PROBLEM: Gather every line from the entries below that includes "background".
*** INPUT MATERIAL ***
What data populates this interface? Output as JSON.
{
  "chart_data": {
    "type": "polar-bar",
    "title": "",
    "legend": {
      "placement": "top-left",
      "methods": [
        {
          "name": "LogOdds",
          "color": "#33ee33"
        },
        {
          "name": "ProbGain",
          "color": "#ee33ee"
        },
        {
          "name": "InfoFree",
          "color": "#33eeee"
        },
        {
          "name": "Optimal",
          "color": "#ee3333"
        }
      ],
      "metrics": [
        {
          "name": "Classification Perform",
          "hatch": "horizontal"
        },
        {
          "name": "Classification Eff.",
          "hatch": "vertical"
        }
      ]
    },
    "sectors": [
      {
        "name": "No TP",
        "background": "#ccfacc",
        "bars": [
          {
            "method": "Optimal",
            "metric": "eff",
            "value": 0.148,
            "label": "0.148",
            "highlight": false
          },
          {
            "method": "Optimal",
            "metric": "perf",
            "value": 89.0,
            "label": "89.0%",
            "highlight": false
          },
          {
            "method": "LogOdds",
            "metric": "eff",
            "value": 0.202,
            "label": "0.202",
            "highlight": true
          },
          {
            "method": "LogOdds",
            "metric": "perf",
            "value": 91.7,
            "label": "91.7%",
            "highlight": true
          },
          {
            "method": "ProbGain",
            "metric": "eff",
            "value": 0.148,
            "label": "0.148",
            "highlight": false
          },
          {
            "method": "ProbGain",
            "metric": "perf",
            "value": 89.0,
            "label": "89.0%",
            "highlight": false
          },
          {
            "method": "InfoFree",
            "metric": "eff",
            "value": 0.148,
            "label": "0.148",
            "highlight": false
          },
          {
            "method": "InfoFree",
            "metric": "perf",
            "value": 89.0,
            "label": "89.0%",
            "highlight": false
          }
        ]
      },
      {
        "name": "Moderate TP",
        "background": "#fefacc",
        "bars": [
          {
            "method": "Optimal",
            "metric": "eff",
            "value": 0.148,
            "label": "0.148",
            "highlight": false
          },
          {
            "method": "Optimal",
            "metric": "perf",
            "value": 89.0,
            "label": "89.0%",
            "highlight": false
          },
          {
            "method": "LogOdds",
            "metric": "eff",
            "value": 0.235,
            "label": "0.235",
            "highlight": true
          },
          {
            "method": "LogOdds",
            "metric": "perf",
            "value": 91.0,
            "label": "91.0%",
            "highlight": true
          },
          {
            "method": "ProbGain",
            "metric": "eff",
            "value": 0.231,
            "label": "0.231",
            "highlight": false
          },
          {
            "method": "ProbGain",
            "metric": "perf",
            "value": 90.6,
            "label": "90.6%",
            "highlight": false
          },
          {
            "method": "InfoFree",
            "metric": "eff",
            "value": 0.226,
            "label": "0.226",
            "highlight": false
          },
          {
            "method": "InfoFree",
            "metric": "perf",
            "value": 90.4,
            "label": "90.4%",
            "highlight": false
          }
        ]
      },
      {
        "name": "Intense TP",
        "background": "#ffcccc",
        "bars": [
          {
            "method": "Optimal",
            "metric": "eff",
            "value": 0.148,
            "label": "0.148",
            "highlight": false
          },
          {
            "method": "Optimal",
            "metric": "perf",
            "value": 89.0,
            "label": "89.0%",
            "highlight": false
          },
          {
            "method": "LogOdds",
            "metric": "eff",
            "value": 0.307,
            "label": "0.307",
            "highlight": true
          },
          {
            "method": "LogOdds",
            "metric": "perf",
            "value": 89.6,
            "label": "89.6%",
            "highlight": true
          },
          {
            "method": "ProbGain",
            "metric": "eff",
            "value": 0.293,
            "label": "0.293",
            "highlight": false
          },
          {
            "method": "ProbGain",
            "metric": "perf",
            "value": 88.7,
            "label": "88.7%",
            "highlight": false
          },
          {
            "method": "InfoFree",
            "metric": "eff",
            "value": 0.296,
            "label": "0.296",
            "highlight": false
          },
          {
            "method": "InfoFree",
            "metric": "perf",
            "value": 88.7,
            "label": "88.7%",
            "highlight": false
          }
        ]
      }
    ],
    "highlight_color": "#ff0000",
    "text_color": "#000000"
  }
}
***
REPLY:
        "background": "#ccfacc",
        "background": "#fefacc",
        "background": "#ffcccc",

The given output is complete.